**YOUR OBJECTIVE**
How many lines below hold "SimBio"? Answer with only the number.

**DATASET EXCERPTS**
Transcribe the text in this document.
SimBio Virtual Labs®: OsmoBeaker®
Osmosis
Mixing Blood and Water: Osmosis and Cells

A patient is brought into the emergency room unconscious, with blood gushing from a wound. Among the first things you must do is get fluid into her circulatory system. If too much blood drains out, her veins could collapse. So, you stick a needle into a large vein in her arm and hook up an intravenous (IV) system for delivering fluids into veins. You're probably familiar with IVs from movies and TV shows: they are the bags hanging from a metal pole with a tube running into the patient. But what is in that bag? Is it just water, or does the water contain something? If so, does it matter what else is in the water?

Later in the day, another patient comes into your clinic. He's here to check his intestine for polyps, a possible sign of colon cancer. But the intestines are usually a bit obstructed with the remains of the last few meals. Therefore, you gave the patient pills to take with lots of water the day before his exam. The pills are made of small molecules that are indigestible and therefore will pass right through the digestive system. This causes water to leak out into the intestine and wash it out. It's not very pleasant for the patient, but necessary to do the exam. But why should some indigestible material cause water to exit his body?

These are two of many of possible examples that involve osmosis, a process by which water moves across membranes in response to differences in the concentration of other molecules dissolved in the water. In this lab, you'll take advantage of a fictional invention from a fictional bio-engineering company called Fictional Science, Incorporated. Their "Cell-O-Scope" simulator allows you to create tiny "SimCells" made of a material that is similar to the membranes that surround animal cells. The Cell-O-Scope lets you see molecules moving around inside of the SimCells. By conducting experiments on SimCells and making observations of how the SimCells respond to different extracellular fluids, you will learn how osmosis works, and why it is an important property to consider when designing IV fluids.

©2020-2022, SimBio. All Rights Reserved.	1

**TASK RESPONSE**
2